### What this task involves
In this exercise, return only the lines that run from the line with "Transcribe this image's" to the end of the entries below, both included. Pictures are not copied.

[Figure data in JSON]

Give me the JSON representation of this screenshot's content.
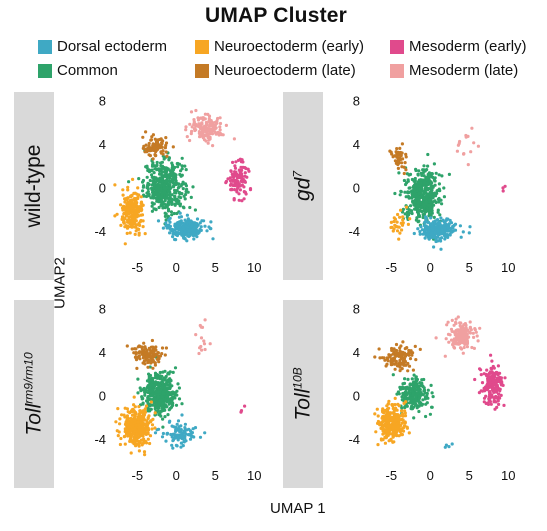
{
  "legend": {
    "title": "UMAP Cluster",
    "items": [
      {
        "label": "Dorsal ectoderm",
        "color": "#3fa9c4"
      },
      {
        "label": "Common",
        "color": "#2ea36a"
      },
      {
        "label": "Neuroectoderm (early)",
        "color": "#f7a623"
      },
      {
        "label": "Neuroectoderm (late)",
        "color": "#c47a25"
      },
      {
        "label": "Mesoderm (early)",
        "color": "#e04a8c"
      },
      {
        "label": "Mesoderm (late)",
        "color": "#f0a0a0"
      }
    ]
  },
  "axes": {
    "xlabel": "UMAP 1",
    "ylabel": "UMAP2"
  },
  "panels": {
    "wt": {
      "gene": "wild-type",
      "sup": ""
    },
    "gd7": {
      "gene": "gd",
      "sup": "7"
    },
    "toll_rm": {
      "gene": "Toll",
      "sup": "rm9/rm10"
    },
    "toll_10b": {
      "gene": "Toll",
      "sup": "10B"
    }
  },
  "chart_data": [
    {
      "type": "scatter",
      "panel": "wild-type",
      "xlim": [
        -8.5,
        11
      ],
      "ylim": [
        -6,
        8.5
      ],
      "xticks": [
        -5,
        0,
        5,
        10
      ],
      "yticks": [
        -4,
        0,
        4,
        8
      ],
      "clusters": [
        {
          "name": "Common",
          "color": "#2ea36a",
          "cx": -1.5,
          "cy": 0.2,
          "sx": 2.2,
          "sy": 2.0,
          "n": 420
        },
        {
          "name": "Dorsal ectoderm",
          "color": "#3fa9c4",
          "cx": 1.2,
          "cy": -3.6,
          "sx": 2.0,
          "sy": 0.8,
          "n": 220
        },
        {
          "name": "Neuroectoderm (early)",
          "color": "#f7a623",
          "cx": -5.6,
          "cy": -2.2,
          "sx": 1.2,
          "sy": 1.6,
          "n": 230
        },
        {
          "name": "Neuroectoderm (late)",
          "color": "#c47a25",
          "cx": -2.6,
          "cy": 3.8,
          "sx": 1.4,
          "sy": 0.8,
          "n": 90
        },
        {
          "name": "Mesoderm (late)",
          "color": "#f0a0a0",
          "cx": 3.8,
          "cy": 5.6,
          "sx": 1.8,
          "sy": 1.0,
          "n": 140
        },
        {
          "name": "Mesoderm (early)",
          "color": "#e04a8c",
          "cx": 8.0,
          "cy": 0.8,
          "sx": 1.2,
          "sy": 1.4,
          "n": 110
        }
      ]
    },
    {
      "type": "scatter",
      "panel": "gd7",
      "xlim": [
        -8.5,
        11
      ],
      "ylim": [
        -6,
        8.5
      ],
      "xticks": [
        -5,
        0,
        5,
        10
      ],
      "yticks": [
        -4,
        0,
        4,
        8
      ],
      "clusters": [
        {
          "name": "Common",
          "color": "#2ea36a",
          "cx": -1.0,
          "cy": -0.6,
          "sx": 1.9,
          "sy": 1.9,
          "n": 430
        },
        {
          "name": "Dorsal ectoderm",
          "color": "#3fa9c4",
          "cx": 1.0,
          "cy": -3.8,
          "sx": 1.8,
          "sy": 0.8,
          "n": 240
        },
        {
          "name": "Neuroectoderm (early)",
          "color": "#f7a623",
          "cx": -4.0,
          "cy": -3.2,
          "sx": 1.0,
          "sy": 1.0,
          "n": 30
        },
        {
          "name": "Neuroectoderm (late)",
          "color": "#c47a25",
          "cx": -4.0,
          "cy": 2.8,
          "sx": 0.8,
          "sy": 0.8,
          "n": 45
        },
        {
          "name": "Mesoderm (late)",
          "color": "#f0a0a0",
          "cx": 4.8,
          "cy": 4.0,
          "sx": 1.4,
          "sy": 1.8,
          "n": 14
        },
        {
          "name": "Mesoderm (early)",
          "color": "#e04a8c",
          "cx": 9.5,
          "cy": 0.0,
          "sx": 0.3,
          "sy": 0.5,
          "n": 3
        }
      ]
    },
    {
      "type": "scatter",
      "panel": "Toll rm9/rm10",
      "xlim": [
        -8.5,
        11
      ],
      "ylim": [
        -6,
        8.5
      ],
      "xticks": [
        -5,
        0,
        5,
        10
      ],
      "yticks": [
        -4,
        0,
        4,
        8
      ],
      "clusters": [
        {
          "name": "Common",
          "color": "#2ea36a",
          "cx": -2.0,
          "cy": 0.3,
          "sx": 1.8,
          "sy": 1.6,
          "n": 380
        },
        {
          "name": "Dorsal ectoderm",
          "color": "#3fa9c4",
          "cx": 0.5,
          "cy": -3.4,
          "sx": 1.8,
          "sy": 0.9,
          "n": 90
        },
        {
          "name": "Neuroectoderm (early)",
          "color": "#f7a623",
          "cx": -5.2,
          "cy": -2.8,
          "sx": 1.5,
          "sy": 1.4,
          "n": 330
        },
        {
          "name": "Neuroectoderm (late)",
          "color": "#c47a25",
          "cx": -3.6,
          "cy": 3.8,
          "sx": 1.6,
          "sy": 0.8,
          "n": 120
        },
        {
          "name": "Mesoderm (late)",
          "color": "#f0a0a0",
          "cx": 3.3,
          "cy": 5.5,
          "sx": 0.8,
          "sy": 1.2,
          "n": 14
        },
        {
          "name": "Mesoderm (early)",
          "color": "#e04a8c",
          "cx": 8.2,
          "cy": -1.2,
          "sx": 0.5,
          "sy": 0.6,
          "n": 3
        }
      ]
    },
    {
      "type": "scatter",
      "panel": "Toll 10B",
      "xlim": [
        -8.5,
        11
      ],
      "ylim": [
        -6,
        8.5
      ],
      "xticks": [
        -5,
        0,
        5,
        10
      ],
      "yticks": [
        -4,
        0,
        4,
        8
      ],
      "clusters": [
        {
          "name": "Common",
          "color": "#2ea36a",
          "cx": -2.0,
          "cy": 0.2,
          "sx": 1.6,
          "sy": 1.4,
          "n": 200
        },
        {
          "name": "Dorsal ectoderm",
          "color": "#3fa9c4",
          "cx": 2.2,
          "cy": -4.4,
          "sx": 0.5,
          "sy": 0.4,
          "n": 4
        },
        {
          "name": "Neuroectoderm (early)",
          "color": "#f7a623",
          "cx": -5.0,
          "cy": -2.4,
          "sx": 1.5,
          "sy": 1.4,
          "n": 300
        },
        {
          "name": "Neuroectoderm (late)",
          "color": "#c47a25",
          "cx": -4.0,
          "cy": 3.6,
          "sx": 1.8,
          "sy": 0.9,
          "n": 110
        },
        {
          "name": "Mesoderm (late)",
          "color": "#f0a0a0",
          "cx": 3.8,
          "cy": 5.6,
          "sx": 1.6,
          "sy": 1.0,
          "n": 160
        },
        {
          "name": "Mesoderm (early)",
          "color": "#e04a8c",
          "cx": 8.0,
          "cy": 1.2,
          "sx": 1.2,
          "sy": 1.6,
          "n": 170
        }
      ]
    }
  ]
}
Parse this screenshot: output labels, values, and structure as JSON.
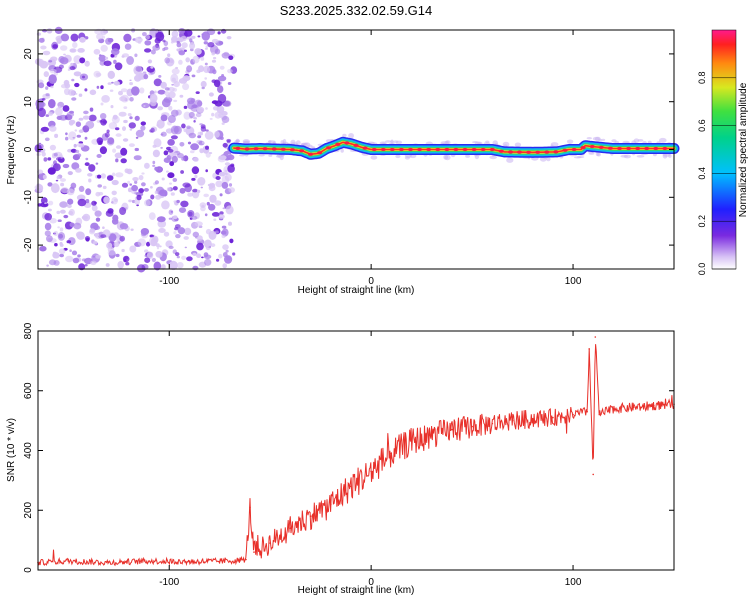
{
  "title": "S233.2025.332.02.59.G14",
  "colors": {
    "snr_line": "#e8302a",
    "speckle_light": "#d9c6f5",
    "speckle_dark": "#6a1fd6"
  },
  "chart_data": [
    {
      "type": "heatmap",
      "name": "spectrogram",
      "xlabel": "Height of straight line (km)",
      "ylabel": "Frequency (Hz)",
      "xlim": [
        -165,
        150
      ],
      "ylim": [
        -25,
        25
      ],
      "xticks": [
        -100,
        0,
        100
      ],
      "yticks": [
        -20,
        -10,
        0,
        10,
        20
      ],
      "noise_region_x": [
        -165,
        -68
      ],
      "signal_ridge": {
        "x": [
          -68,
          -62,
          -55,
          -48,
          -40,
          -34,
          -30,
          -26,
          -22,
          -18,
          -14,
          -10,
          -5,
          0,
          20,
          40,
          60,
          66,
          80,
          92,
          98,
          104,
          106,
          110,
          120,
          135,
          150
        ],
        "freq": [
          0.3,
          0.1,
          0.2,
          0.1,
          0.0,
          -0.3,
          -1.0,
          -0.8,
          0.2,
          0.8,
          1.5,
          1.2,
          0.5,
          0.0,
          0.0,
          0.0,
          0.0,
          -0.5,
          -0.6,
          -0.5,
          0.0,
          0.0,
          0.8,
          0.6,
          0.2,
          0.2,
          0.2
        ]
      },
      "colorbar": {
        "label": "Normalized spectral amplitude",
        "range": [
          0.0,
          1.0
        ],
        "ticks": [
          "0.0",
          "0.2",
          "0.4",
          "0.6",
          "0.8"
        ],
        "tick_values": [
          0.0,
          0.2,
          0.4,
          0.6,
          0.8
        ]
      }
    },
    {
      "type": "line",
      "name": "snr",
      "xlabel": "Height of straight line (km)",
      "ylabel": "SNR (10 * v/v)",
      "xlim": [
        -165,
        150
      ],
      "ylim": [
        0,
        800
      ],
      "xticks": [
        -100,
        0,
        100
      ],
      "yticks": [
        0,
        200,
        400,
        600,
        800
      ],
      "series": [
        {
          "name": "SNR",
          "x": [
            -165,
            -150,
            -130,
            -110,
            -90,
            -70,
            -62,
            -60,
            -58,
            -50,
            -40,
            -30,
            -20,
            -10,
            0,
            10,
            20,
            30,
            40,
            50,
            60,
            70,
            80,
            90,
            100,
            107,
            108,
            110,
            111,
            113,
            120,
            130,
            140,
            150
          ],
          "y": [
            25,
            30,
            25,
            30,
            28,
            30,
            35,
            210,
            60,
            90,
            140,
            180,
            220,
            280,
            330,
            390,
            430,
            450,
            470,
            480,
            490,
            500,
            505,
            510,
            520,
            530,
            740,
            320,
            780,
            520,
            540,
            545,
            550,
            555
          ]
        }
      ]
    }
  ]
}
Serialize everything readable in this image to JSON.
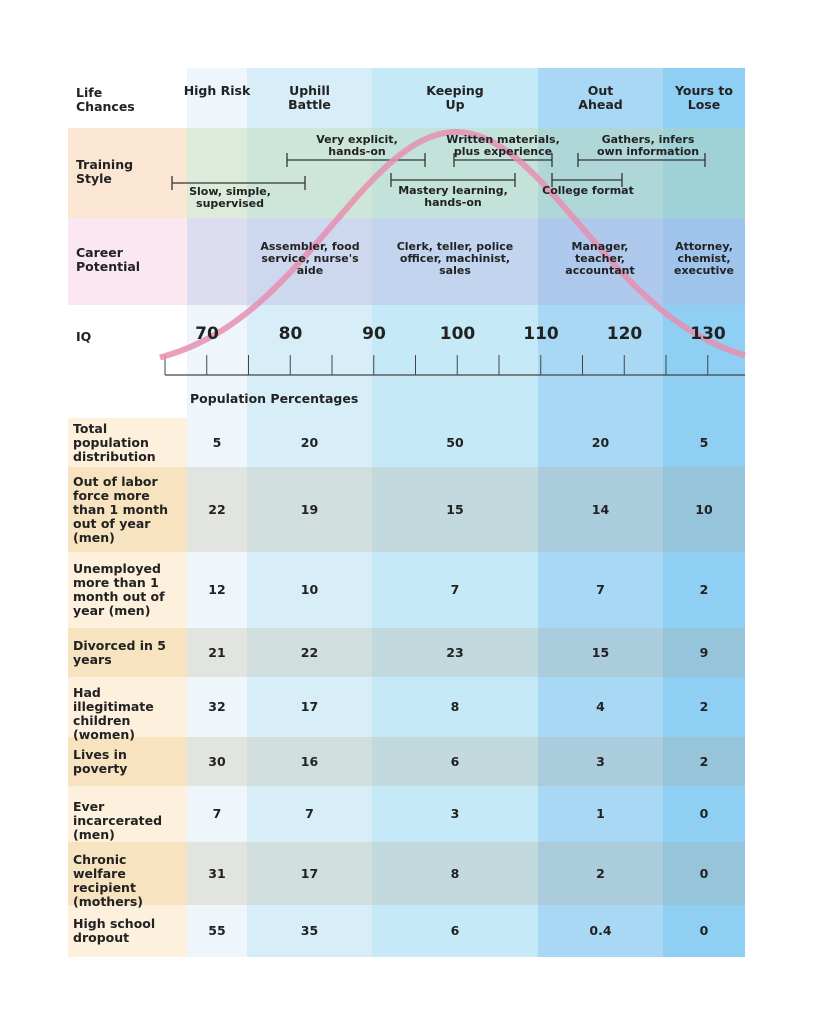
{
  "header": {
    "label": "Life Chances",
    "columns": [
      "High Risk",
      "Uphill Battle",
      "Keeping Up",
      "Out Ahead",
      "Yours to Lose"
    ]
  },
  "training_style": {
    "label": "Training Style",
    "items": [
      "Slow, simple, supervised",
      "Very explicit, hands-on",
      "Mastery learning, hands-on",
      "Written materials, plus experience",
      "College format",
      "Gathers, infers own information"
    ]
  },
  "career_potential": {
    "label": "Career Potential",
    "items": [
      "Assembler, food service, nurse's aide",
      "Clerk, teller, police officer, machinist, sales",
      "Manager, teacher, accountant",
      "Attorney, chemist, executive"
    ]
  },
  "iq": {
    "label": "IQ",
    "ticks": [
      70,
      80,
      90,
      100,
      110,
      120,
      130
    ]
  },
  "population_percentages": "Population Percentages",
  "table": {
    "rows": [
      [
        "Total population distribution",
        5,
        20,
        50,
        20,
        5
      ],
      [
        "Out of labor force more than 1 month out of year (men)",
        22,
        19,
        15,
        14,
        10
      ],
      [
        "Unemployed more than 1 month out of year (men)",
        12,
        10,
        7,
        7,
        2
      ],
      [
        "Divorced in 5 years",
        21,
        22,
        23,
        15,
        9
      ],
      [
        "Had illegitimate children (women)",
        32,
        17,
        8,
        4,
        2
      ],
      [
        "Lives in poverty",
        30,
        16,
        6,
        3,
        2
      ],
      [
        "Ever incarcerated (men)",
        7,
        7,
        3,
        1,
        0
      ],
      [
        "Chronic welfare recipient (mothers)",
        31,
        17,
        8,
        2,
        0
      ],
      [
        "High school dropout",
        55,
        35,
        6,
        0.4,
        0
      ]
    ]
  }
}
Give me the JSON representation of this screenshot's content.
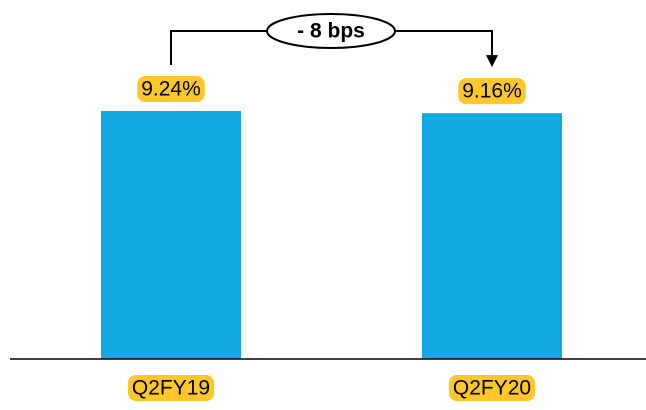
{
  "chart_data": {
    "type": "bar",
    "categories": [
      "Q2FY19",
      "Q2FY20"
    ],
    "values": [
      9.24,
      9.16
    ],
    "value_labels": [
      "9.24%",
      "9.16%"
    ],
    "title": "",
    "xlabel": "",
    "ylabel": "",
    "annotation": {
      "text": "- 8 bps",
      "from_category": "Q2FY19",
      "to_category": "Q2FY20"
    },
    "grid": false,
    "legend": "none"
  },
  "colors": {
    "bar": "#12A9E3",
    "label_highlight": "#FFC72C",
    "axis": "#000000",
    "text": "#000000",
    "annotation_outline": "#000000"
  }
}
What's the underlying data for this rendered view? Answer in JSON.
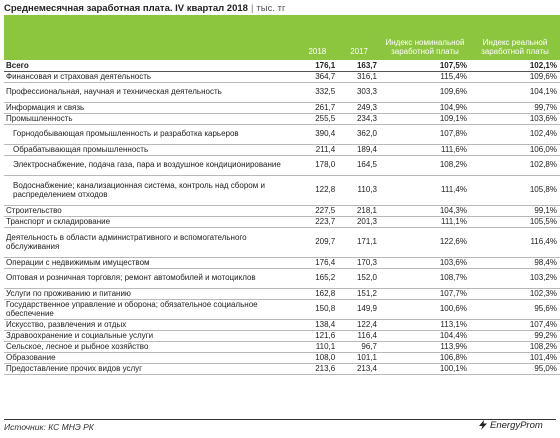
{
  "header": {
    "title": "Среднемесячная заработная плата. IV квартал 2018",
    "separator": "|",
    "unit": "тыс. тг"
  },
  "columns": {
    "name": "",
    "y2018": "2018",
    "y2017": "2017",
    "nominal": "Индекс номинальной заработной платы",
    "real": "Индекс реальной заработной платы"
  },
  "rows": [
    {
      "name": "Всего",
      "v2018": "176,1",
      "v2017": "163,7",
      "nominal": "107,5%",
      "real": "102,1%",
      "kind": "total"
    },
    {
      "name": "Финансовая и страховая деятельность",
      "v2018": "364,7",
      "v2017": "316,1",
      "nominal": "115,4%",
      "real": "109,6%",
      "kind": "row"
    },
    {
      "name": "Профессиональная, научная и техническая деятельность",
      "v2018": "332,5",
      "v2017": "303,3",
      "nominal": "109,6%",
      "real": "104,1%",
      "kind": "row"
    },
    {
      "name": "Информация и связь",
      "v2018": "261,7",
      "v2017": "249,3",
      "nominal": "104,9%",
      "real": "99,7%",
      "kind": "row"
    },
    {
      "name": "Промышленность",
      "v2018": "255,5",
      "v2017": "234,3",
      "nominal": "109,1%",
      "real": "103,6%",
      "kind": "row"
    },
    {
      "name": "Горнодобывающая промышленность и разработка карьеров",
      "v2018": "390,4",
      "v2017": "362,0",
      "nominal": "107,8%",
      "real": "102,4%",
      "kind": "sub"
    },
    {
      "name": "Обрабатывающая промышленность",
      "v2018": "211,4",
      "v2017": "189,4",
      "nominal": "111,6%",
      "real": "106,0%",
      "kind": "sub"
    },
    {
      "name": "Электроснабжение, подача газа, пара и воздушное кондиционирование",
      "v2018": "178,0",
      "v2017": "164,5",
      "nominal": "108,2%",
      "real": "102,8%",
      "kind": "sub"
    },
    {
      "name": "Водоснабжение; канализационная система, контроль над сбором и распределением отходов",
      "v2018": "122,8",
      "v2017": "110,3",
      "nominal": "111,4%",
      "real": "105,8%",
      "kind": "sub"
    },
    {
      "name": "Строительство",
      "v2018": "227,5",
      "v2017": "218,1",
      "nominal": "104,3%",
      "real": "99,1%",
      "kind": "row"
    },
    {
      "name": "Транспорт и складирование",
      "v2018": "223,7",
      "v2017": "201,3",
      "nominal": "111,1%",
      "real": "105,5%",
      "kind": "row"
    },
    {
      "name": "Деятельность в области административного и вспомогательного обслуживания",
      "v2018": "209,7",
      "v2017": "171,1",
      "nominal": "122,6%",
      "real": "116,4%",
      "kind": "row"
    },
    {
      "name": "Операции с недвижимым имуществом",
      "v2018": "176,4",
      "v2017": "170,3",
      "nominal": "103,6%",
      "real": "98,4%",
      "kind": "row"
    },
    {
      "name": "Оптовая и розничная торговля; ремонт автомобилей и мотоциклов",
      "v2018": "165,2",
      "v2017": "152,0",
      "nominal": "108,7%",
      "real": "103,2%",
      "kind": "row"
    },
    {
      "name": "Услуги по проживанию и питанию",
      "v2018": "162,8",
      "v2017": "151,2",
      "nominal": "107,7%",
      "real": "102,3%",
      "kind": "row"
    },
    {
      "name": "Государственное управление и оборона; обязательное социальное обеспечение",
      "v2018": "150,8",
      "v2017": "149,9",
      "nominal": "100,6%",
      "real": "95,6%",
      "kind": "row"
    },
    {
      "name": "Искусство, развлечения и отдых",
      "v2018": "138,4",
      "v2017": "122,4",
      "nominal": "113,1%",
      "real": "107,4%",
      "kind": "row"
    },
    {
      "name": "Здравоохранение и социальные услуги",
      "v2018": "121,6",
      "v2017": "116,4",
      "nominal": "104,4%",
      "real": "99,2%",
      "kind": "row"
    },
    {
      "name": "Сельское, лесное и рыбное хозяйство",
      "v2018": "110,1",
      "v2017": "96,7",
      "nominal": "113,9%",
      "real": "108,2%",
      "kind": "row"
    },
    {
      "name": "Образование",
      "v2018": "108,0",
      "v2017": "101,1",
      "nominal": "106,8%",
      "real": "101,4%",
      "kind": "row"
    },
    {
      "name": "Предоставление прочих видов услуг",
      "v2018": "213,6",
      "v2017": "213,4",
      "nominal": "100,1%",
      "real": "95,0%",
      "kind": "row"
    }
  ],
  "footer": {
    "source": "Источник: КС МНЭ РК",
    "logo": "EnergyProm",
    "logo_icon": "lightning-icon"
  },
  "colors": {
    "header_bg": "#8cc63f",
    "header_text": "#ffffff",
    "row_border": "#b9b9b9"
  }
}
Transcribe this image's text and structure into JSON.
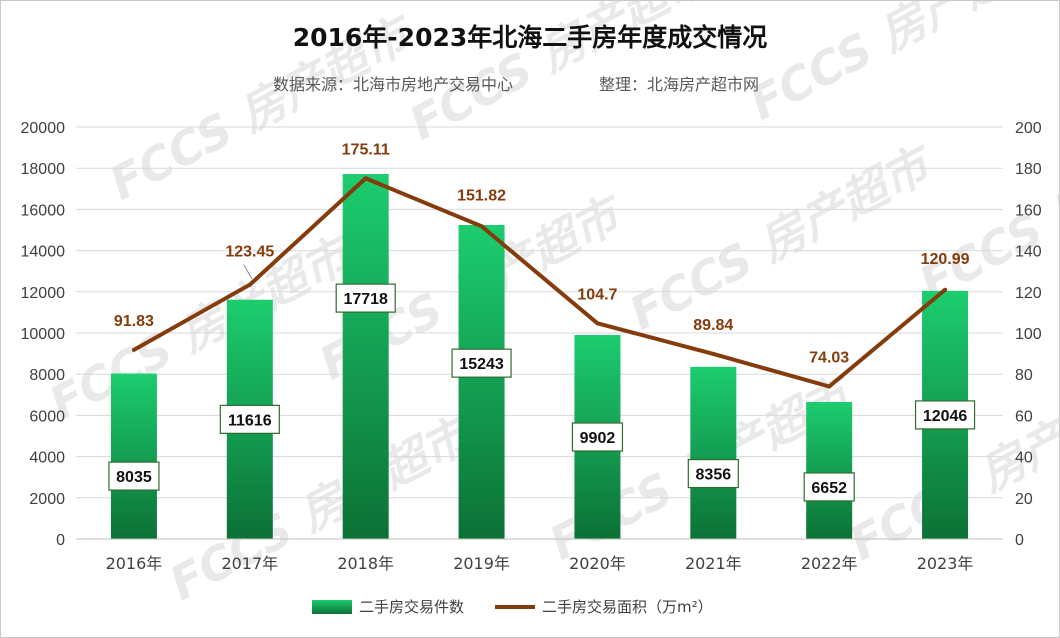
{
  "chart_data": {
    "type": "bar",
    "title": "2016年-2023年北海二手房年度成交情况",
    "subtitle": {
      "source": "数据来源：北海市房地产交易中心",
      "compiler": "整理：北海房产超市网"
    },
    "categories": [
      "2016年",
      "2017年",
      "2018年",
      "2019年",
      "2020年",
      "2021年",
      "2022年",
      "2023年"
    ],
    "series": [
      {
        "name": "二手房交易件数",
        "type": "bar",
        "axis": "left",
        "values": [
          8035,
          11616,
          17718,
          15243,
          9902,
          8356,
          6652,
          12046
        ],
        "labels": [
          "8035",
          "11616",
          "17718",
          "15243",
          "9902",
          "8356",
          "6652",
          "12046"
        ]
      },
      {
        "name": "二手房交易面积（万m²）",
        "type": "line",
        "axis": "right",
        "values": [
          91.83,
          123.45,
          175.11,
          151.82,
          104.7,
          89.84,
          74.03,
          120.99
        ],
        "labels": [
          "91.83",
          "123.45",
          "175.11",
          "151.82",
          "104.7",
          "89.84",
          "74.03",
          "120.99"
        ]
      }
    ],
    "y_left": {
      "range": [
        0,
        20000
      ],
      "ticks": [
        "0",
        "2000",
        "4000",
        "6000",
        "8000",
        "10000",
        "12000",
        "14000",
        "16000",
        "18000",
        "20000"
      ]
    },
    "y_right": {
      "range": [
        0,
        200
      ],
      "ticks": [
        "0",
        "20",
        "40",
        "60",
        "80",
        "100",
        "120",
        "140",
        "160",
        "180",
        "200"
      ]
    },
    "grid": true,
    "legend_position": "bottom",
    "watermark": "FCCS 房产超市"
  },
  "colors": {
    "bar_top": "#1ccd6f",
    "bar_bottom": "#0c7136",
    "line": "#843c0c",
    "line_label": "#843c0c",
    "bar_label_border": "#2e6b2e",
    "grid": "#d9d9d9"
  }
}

### Exercise answer
Transcribe this image's text and structure into JSON.
{
  "chart_data": {
    "type": "bar",
    "title": "2016年-2023年北海二手房年度成交情况",
    "subtitle": {
      "source": "数据来源：北海市房地产交易中心",
      "compiler": "整理：北海房产超市网"
    },
    "categories": [
      "2016年",
      "2017年",
      "2018年",
      "2019年",
      "2020年",
      "2021年",
      "2022年",
      "2023年"
    ],
    "series": [
      {
        "name": "二手房交易件数",
        "type": "bar",
        "axis": "left",
        "values": [
          8035,
          11616,
          17718,
          15243,
          9902,
          8356,
          6652,
          12046
        ],
        "labels": [
          "8035",
          "11616",
          "17718",
          "15243",
          "9902",
          "8356",
          "6652",
          "12046"
        ]
      },
      {
        "name": "二手房交易面积（万m²）",
        "type": "line",
        "axis": "right",
        "values": [
          91.83,
          123.45,
          175.11,
          151.82,
          104.7,
          89.84,
          74.03,
          120.99
        ],
        "labels": [
          "91.83",
          "123.45",
          "175.11",
          "151.82",
          "104.7",
          "89.84",
          "74.03",
          "120.99"
        ]
      }
    ],
    "y_left": {
      "range": [
        0,
        20000
      ],
      "ticks": [
        "0",
        "2000",
        "4000",
        "6000",
        "8000",
        "10000",
        "12000",
        "14000",
        "16000",
        "18000",
        "20000"
      ]
    },
    "y_right": {
      "range": [
        0,
        200
      ],
      "ticks": [
        "0",
        "20",
        "40",
        "60",
        "80",
        "100",
        "120",
        "140",
        "160",
        "180",
        "200"
      ]
    },
    "grid": true,
    "legend_position": "bottom",
    "watermark": "FCCS 房产超市"
  },
  "colors": {
    "bar_top": "#1ccd6f",
    "bar_bottom": "#0c7136",
    "line": "#843c0c",
    "line_label": "#843c0c",
    "bar_label_border": "#2e6b2e",
    "grid": "#d9d9d9"
  }
}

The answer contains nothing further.